Written request: Copy out the lines that have "icon" in them.

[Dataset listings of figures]

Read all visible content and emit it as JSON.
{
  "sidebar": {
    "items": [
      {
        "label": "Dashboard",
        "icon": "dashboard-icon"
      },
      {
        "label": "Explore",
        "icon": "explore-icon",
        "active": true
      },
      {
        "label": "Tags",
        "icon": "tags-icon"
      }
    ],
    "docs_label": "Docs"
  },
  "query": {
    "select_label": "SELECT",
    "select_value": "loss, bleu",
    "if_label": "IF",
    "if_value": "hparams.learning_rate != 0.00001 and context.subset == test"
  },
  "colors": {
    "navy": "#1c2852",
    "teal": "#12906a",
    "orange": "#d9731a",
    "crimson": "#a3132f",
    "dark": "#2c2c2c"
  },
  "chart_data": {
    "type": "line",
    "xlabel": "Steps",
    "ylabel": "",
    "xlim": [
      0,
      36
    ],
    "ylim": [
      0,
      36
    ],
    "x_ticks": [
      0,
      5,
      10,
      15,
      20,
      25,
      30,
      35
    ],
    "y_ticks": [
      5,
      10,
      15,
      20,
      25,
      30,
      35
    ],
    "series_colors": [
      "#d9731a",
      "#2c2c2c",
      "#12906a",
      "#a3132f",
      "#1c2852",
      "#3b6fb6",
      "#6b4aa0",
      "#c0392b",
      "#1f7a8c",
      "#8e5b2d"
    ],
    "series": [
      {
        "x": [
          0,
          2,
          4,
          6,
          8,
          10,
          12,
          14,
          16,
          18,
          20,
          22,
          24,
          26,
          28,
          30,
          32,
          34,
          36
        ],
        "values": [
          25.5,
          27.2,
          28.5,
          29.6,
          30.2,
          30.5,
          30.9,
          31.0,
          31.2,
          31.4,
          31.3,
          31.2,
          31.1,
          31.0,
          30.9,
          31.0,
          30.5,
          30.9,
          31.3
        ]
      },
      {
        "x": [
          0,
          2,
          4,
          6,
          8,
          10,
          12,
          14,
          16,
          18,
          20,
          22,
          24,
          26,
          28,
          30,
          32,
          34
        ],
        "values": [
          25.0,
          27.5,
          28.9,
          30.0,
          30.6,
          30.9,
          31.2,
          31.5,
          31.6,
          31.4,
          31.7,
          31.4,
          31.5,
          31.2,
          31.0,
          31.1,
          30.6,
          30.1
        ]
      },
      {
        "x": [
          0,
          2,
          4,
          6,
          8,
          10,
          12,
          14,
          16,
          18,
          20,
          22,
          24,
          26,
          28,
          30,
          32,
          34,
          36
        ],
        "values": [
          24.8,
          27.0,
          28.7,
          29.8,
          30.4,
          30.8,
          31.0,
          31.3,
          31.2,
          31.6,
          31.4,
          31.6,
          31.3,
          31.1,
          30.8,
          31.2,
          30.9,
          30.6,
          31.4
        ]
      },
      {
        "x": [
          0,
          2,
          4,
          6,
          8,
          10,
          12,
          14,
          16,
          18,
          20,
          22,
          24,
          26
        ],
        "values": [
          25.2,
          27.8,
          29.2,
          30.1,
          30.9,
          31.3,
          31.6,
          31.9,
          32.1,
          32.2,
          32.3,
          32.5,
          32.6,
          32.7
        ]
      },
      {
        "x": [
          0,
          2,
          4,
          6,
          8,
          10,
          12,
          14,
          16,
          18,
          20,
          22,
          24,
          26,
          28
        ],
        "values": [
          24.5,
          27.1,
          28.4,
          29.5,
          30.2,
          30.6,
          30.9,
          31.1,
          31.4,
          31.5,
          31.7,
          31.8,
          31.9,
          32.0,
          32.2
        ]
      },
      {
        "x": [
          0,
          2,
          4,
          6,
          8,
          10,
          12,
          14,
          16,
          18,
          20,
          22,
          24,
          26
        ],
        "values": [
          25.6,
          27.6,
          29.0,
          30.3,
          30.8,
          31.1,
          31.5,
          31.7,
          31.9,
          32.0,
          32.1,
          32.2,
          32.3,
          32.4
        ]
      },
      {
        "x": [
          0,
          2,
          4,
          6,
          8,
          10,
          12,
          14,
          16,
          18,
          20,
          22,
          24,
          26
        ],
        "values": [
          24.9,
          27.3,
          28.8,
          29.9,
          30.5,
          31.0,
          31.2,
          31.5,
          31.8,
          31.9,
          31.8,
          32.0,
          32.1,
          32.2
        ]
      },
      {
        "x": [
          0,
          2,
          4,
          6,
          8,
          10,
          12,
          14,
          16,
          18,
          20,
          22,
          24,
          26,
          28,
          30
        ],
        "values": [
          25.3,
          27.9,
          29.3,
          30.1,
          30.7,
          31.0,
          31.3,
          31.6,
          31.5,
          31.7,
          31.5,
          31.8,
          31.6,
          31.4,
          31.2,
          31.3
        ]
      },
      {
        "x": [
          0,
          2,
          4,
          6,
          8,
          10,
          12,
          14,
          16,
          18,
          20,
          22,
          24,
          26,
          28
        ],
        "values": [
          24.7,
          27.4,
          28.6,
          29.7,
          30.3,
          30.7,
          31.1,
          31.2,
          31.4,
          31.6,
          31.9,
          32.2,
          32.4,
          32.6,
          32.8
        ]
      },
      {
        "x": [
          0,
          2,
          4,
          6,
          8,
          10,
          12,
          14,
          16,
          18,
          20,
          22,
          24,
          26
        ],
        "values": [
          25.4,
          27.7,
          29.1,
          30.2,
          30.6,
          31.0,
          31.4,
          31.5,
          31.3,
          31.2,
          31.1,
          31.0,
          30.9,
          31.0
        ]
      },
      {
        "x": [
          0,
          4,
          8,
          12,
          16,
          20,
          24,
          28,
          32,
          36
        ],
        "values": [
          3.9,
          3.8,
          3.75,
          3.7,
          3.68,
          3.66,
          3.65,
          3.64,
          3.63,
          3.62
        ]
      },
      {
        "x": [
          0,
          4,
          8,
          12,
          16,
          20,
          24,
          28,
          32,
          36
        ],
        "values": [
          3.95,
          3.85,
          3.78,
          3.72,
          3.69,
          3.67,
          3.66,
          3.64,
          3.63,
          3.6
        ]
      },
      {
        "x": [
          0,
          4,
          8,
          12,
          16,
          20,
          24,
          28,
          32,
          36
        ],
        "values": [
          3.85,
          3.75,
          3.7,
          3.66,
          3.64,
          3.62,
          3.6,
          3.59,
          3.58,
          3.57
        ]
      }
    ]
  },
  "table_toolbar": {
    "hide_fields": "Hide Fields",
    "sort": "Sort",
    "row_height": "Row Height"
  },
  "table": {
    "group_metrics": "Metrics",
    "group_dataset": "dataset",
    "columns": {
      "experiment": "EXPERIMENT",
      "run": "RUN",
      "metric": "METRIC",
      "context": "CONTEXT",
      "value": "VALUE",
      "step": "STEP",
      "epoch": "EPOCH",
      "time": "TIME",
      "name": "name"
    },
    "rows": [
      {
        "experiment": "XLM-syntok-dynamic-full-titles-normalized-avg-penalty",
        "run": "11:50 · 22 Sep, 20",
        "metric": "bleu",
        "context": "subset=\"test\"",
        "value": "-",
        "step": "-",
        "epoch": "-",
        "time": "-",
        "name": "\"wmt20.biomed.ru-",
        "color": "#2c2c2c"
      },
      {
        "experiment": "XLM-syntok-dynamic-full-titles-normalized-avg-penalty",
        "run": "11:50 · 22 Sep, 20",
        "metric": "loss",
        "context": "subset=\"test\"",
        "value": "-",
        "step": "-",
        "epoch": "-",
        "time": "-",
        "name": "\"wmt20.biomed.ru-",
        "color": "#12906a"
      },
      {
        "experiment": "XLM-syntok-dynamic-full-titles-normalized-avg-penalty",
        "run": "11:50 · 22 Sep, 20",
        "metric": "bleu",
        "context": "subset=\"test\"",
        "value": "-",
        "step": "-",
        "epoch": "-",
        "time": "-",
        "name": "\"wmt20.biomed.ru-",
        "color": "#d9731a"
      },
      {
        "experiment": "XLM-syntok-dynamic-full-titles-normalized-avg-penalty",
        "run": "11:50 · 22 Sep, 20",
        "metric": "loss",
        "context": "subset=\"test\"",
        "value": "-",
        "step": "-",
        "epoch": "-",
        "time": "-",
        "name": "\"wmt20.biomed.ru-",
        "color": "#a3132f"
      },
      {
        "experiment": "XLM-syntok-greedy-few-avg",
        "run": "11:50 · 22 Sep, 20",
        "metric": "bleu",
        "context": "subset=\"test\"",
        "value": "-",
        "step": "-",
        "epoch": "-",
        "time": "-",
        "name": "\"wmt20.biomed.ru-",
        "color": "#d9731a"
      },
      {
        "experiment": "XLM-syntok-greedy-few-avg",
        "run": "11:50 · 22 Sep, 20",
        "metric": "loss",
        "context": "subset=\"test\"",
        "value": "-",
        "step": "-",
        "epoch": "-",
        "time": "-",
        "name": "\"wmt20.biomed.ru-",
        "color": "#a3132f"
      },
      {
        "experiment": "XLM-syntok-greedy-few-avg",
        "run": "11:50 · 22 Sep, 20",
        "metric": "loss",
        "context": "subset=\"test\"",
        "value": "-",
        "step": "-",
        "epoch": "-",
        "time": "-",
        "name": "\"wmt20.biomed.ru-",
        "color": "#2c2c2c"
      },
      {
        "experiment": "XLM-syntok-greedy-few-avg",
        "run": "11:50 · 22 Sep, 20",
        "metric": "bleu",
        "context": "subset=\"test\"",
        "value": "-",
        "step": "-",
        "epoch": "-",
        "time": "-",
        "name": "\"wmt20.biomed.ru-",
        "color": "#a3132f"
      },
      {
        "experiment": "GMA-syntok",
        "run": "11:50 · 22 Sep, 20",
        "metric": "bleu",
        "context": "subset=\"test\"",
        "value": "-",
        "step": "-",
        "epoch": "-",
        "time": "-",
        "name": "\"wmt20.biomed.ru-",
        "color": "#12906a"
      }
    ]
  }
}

Completed task:
        "icon": "dashboard-icon"
        "icon": "explore-icon",
        "icon": "tags-icon"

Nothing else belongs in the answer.